TASK INPUTS>
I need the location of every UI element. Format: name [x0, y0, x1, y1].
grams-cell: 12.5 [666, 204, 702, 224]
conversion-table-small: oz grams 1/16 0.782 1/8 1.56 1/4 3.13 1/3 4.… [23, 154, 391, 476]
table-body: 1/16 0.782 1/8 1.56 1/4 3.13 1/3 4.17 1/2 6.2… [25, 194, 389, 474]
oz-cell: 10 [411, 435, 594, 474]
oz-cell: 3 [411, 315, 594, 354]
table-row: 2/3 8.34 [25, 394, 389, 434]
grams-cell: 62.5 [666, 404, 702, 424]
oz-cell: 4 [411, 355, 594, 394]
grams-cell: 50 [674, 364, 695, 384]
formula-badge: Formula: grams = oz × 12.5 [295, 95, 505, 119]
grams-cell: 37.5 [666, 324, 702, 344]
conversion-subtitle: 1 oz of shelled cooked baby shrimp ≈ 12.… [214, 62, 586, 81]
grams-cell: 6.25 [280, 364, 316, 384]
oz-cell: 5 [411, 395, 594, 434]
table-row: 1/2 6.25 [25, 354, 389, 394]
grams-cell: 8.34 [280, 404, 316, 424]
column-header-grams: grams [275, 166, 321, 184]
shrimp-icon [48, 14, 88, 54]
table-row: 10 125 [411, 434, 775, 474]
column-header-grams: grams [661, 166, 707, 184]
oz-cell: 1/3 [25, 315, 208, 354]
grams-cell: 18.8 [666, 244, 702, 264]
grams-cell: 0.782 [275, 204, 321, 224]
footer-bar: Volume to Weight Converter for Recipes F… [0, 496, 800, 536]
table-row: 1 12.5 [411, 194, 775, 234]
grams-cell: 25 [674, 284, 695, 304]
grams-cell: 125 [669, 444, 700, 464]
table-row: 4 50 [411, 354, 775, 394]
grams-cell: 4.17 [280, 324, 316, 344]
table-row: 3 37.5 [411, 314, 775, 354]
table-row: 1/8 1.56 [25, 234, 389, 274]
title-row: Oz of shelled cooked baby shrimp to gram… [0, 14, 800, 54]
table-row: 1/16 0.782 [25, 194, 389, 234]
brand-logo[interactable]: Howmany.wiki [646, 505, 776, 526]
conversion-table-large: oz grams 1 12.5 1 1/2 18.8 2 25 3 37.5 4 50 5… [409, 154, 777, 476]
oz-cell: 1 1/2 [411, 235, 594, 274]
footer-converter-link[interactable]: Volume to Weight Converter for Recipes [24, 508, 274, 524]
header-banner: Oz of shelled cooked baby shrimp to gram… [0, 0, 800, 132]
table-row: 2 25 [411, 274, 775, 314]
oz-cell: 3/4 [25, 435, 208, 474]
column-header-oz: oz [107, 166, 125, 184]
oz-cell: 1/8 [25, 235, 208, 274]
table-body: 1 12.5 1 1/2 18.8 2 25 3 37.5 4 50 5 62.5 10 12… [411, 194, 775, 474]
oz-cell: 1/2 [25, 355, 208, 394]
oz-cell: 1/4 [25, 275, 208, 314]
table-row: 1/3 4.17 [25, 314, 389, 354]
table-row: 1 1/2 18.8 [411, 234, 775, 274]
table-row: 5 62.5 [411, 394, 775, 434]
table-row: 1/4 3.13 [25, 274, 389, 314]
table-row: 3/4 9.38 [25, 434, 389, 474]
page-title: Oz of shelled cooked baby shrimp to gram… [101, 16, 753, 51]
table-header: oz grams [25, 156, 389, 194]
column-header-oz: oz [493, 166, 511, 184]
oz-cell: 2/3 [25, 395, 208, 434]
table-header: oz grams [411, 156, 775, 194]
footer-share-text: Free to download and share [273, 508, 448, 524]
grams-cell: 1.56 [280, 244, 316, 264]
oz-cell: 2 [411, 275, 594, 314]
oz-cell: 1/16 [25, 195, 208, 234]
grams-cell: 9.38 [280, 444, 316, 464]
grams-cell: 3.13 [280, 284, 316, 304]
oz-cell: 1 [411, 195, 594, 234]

WORK TO DO> Please transcribe, with no changes, the lines from the start of the records through the line that contains "table-row: 2/3 8.34 [25, 394, 389, 434]", including that line.

FINISHED ANSWER>
I need the location of every UI element. Format: name [x0, y0, x1, y1].
grams-cell: 12.5 [666, 204, 702, 224]
conversion-table-small: oz grams 1/16 0.782 1/8 1.56 1/4 3.13 1/3 4.… [23, 154, 391, 476]
table-body: 1/16 0.782 1/8 1.56 1/4 3.13 1/3 4.17 1/2 6.2… [25, 194, 389, 474]
oz-cell: 10 [411, 435, 594, 474]
oz-cell: 3 [411, 315, 594, 354]
table-row: 2/3 8.34 [25, 394, 389, 434]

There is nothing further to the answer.